◆ Exercise objective
State the number of lines with the string "Goal" in them, and nothing else.

(Dataset records on visual material)
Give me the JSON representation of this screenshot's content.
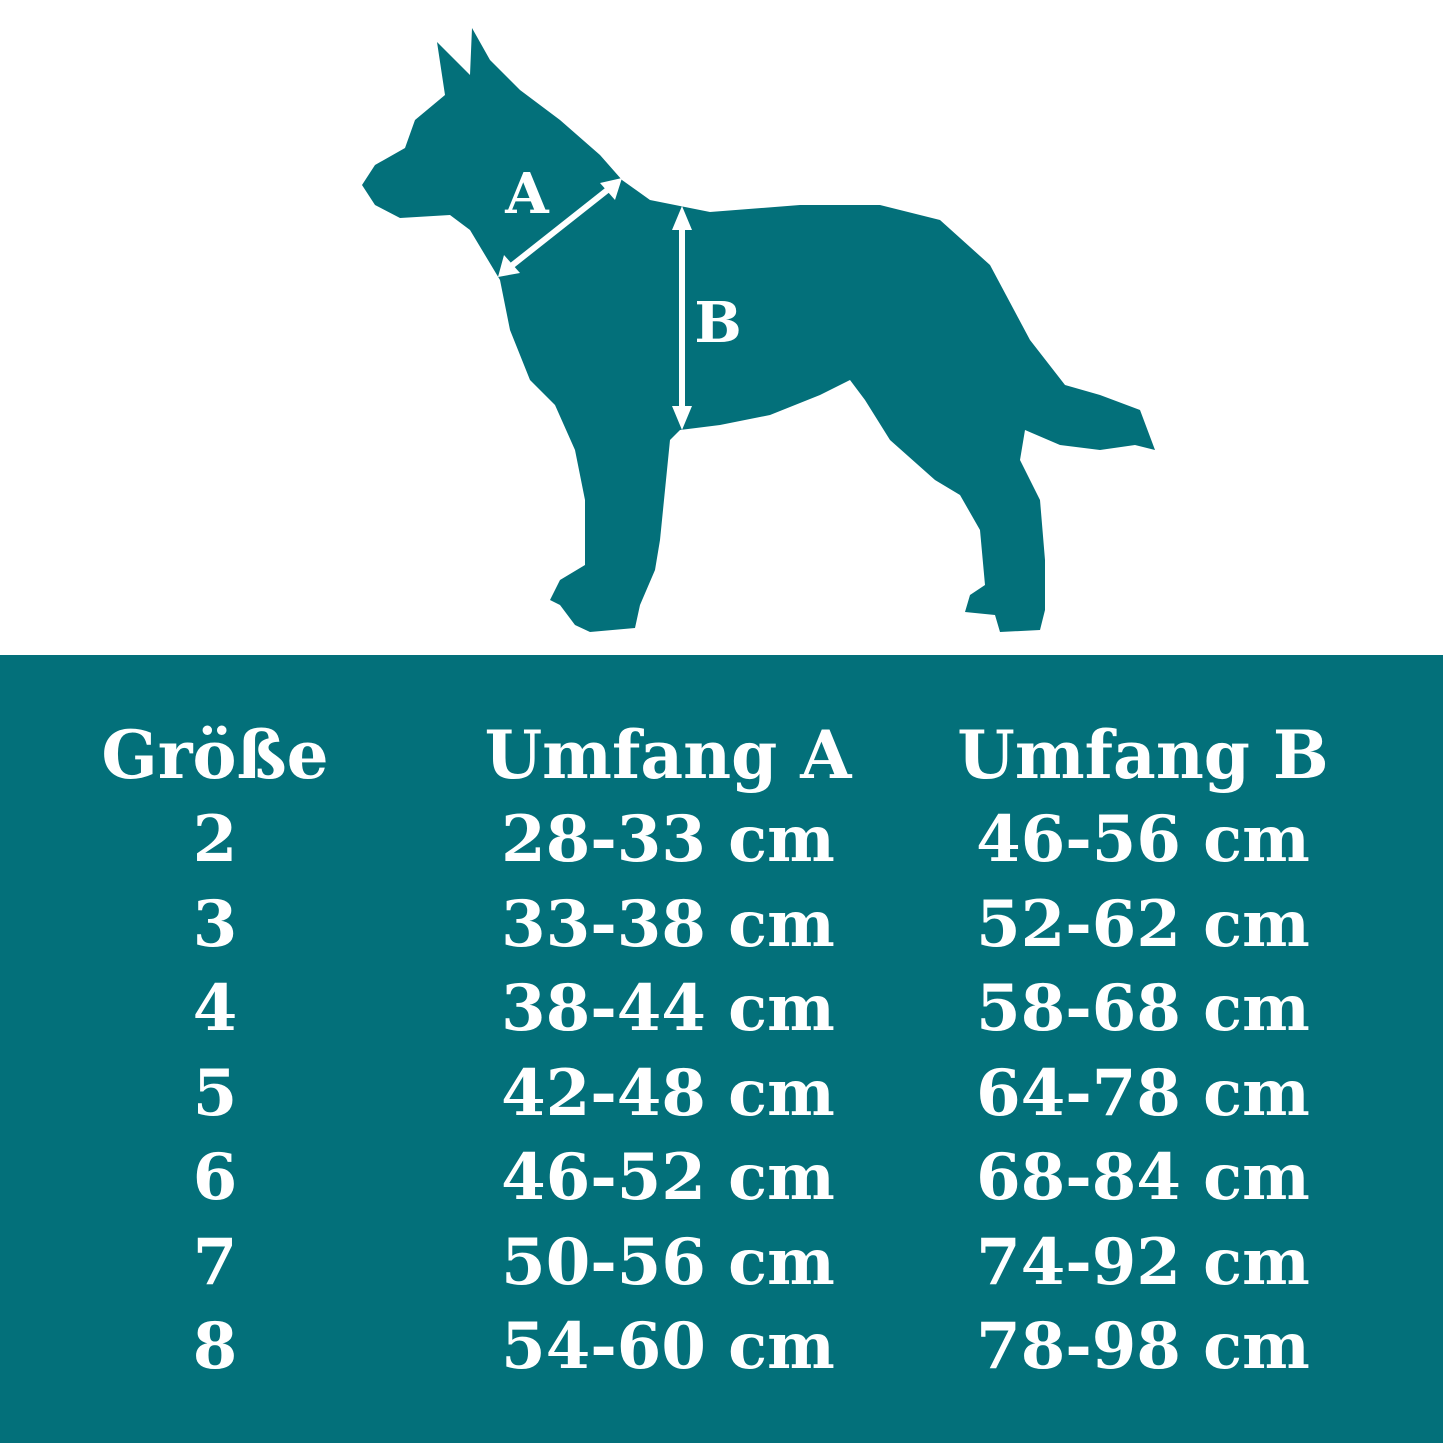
{
  "colors": {
    "brand": "#03707a",
    "background": "#ffffff",
    "text": "#ffffff"
  },
  "diagram": {
    "label_a": "A",
    "label_b": "B",
    "icon": "dog-silhouette"
  },
  "table": {
    "headers": [
      "Größe",
      "Umfang A",
      "Umfang B"
    ],
    "rows": [
      [
        "2",
        "28-33 cm",
        "46-56 cm"
      ],
      [
        "3",
        "33-38 cm",
        "52-62 cm"
      ],
      [
        "4",
        "38-44 cm",
        "58-68 cm"
      ],
      [
        "5",
        "42-48 cm",
        "64-78 cm"
      ],
      [
        "6",
        "46-52 cm",
        "68-84 cm"
      ],
      [
        "7",
        "50-56 cm",
        "74-92 cm"
      ],
      [
        "8",
        "54-60 cm",
        "78-98 cm"
      ]
    ]
  }
}
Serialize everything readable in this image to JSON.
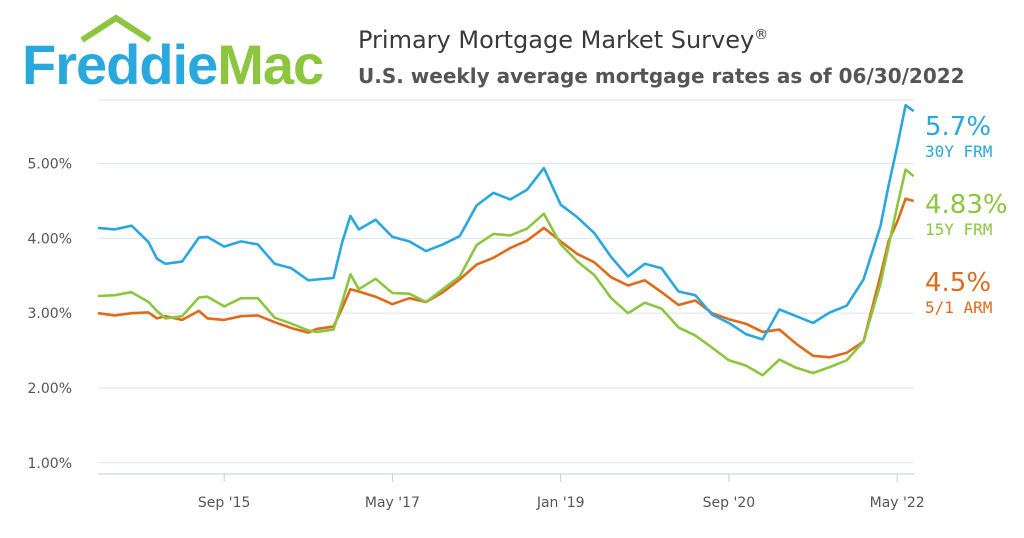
{
  "header": {
    "logo_text": "FreddieMac",
    "title": "Primary Mortgage Market Survey",
    "title_mark": "®",
    "subtitle": "U.S. weekly average mortgage rates as of 06/30/2022"
  },
  "colors": {
    "logo_blue": "#29a8dd",
    "logo_green": "#8cc63f",
    "frm30": "#2aa7de",
    "frm15": "#8cc63f",
    "arm51": "#e06a1b",
    "grid": "#dde3ec",
    "axis_text": "#555555"
  },
  "end_labels": [
    {
      "value": "5.7%",
      "name": "30Y FRM",
      "color": "#2aa7de"
    },
    {
      "value": "4.83%",
      "name": "15Y FRM",
      "color": "#8cc63f"
    },
    {
      "value": "4.5%",
      "name": "5/1 ARM",
      "color": "#e06a1b"
    }
  ],
  "chart_data": {
    "type": "line",
    "title": "Primary Mortgage Market Survey",
    "subtitle": "U.S. weekly average mortgage rates as of 06/30/2022",
    "x_ticks": [
      "Sep '15",
      "May '17",
      "Jan '19",
      "Sep '20",
      "May '22"
    ],
    "y_ticks": [
      "1.00%",
      "2.00%",
      "3.00%",
      "4.00%",
      "5.00%"
    ],
    "xlim": [
      "2014-06",
      "2022-07"
    ],
    "ylim": [
      0.85,
      5.85
    ],
    "grid": true,
    "series": [
      {
        "name": "30Y FRM",
        "color": "#2aa7de",
        "points": [
          [
            "2014-06",
            4.14
          ],
          [
            "2014-08",
            4.12
          ],
          [
            "2014-10",
            4.17
          ],
          [
            "2014-12",
            3.95
          ],
          [
            "2015-01",
            3.73
          ],
          [
            "2015-02",
            3.66
          ],
          [
            "2015-04",
            3.69
          ],
          [
            "2015-06",
            4.01
          ],
          [
            "2015-07",
            4.02
          ],
          [
            "2015-09",
            3.89
          ],
          [
            "2015-11",
            3.96
          ],
          [
            "2016-01",
            3.92
          ],
          [
            "2016-03",
            3.66
          ],
          [
            "2016-05",
            3.6
          ],
          [
            "2016-07",
            3.44
          ],
          [
            "2016-08",
            3.45
          ],
          [
            "2016-10",
            3.47
          ],
          [
            "2016-11",
            3.94
          ],
          [
            "2016-12",
            4.3
          ],
          [
            "2017-01",
            4.12
          ],
          [
            "2017-03",
            4.25
          ],
          [
            "2017-05",
            4.02
          ],
          [
            "2017-07",
            3.96
          ],
          [
            "2017-09",
            3.83
          ],
          [
            "2017-11",
            3.92
          ],
          [
            "2018-01",
            4.03
          ],
          [
            "2018-03",
            4.44
          ],
          [
            "2018-05",
            4.61
          ],
          [
            "2018-07",
            4.52
          ],
          [
            "2018-09",
            4.65
          ],
          [
            "2018-11",
            4.94
          ],
          [
            "2019-01",
            4.45
          ],
          [
            "2019-03",
            4.28
          ],
          [
            "2019-05",
            4.07
          ],
          [
            "2019-07",
            3.75
          ],
          [
            "2019-09",
            3.49
          ],
          [
            "2019-11",
            3.66
          ],
          [
            "2020-01",
            3.6
          ],
          [
            "2020-03",
            3.29
          ],
          [
            "2020-05",
            3.24
          ],
          [
            "2020-07",
            2.98
          ],
          [
            "2020-09",
            2.87
          ],
          [
            "2020-11",
            2.72
          ],
          [
            "2021-01",
            2.65
          ],
          [
            "2021-03",
            3.05
          ],
          [
            "2021-05",
            2.96
          ],
          [
            "2021-07",
            2.87
          ],
          [
            "2021-09",
            3.01
          ],
          [
            "2021-11",
            3.1
          ],
          [
            "2022-01",
            3.45
          ],
          [
            "2022-03",
            4.16
          ],
          [
            "2022-04",
            4.72
          ],
          [
            "2022-05",
            5.23
          ],
          [
            "2022-06",
            5.78
          ],
          [
            "2022-06-30",
            5.7
          ]
        ]
      },
      {
        "name": "15Y FRM",
        "color": "#8cc63f",
        "points": [
          [
            "2014-06",
            3.23
          ],
          [
            "2014-08",
            3.24
          ],
          [
            "2014-10",
            3.28
          ],
          [
            "2014-12",
            3.15
          ],
          [
            "2015-01",
            3.03
          ],
          [
            "2015-02",
            2.93
          ],
          [
            "2015-04",
            2.96
          ],
          [
            "2015-06",
            3.21
          ],
          [
            "2015-07",
            3.22
          ],
          [
            "2015-09",
            3.09
          ],
          [
            "2015-11",
            3.2
          ],
          [
            "2016-01",
            3.2
          ],
          [
            "2016-03",
            2.94
          ],
          [
            "2016-05",
            2.86
          ],
          [
            "2016-07",
            2.77
          ],
          [
            "2016-08",
            2.75
          ],
          [
            "2016-10",
            2.78
          ],
          [
            "2016-11",
            3.14
          ],
          [
            "2016-12",
            3.52
          ],
          [
            "2017-01",
            3.32
          ],
          [
            "2017-03",
            3.46
          ],
          [
            "2017-05",
            3.27
          ],
          [
            "2017-07",
            3.26
          ],
          [
            "2017-09",
            3.15
          ],
          [
            "2017-11",
            3.32
          ],
          [
            "2018-01",
            3.49
          ],
          [
            "2018-03",
            3.91
          ],
          [
            "2018-05",
            4.06
          ],
          [
            "2018-07",
            4.04
          ],
          [
            "2018-09",
            4.13
          ],
          [
            "2018-11",
            4.33
          ],
          [
            "2019-01",
            3.92
          ],
          [
            "2019-03",
            3.69
          ],
          [
            "2019-05",
            3.51
          ],
          [
            "2019-07",
            3.2
          ],
          [
            "2019-09",
            3.0
          ],
          [
            "2019-11",
            3.14
          ],
          [
            "2020-01",
            3.06
          ],
          [
            "2020-03",
            2.81
          ],
          [
            "2020-05",
            2.7
          ],
          [
            "2020-07",
            2.54
          ],
          [
            "2020-09",
            2.37
          ],
          [
            "2020-11",
            2.3
          ],
          [
            "2021-01",
            2.17
          ],
          [
            "2021-03",
            2.38
          ],
          [
            "2021-05",
            2.27
          ],
          [
            "2021-07",
            2.2
          ],
          [
            "2021-09",
            2.28
          ],
          [
            "2021-11",
            2.37
          ],
          [
            "2022-01",
            2.62
          ],
          [
            "2022-03",
            3.39
          ],
          [
            "2022-04",
            3.91
          ],
          [
            "2022-05",
            4.43
          ],
          [
            "2022-06",
            4.92
          ],
          [
            "2022-06-30",
            4.83
          ]
        ]
      },
      {
        "name": "5/1 ARM",
        "color": "#e06a1b",
        "points": [
          [
            "2014-06",
            3.0
          ],
          [
            "2014-08",
            2.97
          ],
          [
            "2014-10",
            3.0
          ],
          [
            "2014-12",
            3.01
          ],
          [
            "2015-01",
            2.93
          ],
          [
            "2015-02",
            2.96
          ],
          [
            "2015-04",
            2.91
          ],
          [
            "2015-06",
            3.03
          ],
          [
            "2015-07",
            2.93
          ],
          [
            "2015-09",
            2.91
          ],
          [
            "2015-11",
            2.96
          ],
          [
            "2016-01",
            2.97
          ],
          [
            "2016-03",
            2.88
          ],
          [
            "2016-05",
            2.8
          ],
          [
            "2016-07",
            2.74
          ],
          [
            "2016-08",
            2.79
          ],
          [
            "2016-10",
            2.82
          ],
          [
            "2016-11",
            3.06
          ],
          [
            "2016-12",
            3.32
          ],
          [
            "2017-01",
            3.29
          ],
          [
            "2017-03",
            3.22
          ],
          [
            "2017-05",
            3.12
          ],
          [
            "2017-07",
            3.2
          ],
          [
            "2017-09",
            3.15
          ],
          [
            "2017-11",
            3.28
          ],
          [
            "2018-01",
            3.45
          ],
          [
            "2018-03",
            3.65
          ],
          [
            "2018-05",
            3.74
          ],
          [
            "2018-07",
            3.87
          ],
          [
            "2018-09",
            3.97
          ],
          [
            "2018-11",
            4.14
          ],
          [
            "2019-01",
            3.96
          ],
          [
            "2019-03",
            3.79
          ],
          [
            "2019-05",
            3.68
          ],
          [
            "2019-07",
            3.48
          ],
          [
            "2019-09",
            3.37
          ],
          [
            "2019-11",
            3.44
          ],
          [
            "2020-01",
            3.28
          ],
          [
            "2020-03",
            3.11
          ],
          [
            "2020-05",
            3.17
          ],
          [
            "2020-07",
            3.0
          ],
          [
            "2020-09",
            2.92
          ],
          [
            "2020-11",
            2.86
          ],
          [
            "2021-01",
            2.75
          ],
          [
            "2021-03",
            2.78
          ],
          [
            "2021-05",
            2.59
          ],
          [
            "2021-07",
            2.43
          ],
          [
            "2021-09",
            2.41
          ],
          [
            "2021-11",
            2.47
          ],
          [
            "2022-01",
            2.62
          ],
          [
            "2022-03",
            3.5
          ],
          [
            "2022-04",
            3.97
          ],
          [
            "2022-05",
            4.22
          ],
          [
            "2022-06",
            4.53
          ],
          [
            "2022-06-30",
            4.5
          ]
        ]
      }
    ]
  }
}
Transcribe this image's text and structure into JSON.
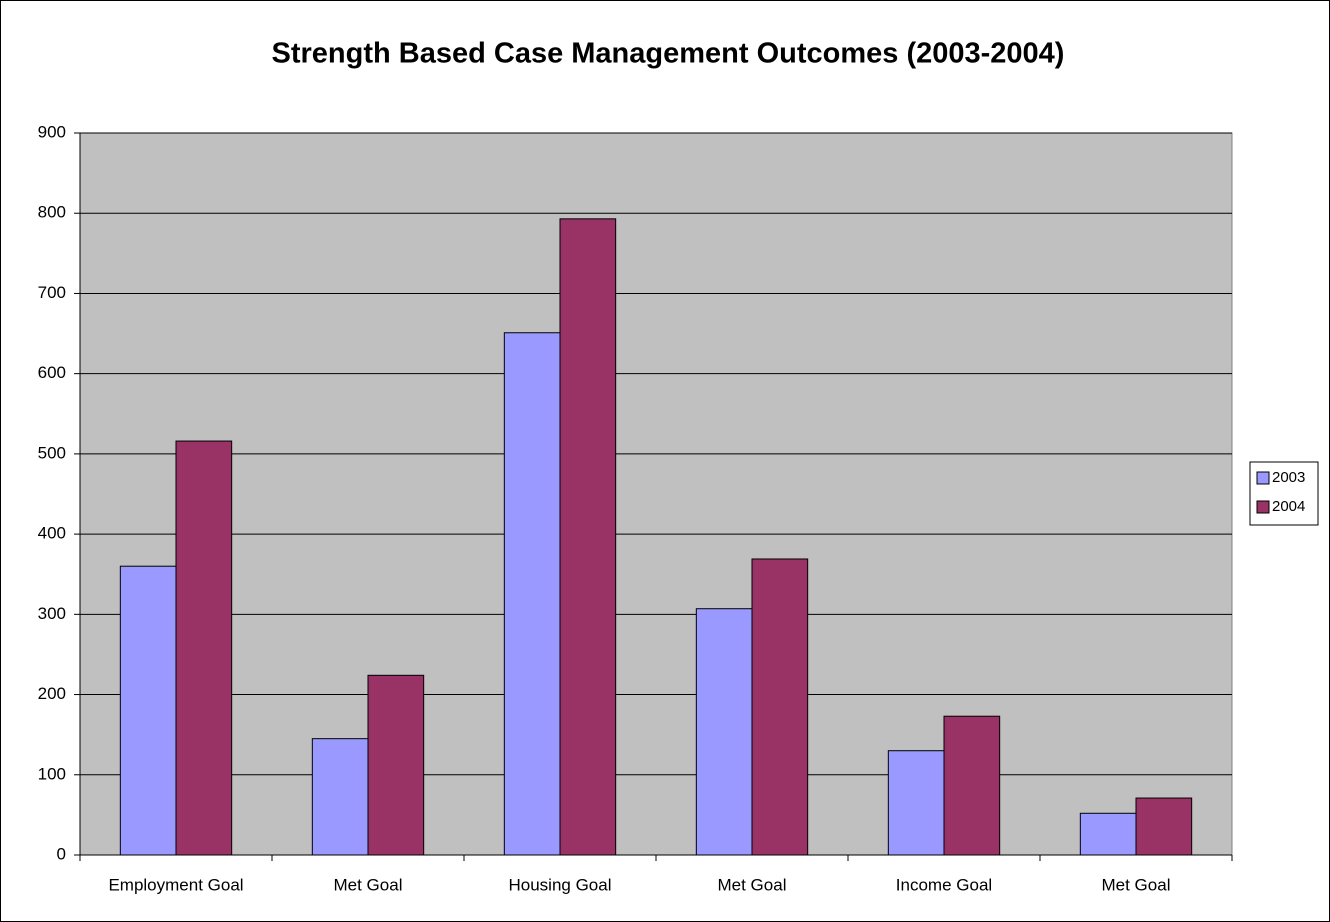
{
  "chart_data": {
    "type": "bar",
    "title": "Strength Based Case Management Outcomes (2003-2004)",
    "categories": [
      "Employment Goal",
      "Met Goal",
      "Housing Goal",
      "Met Goal",
      "Income Goal",
      "Met Goal"
    ],
    "series": [
      {
        "name": "2003",
        "color": "#9999ff",
        "values": [
          360,
          145,
          651,
          307,
          130,
          52
        ]
      },
      {
        "name": "2004",
        "color": "#993366",
        "values": [
          516,
          224,
          793,
          369,
          173,
          71
        ]
      }
    ],
    "ylim": [
      0,
      900
    ],
    "yticks": [
      0,
      100,
      200,
      300,
      400,
      500,
      600,
      700,
      800,
      900
    ],
    "grid": true,
    "legend": "right",
    "plot_background": "#c0c0c0"
  }
}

◆ Result for this task
6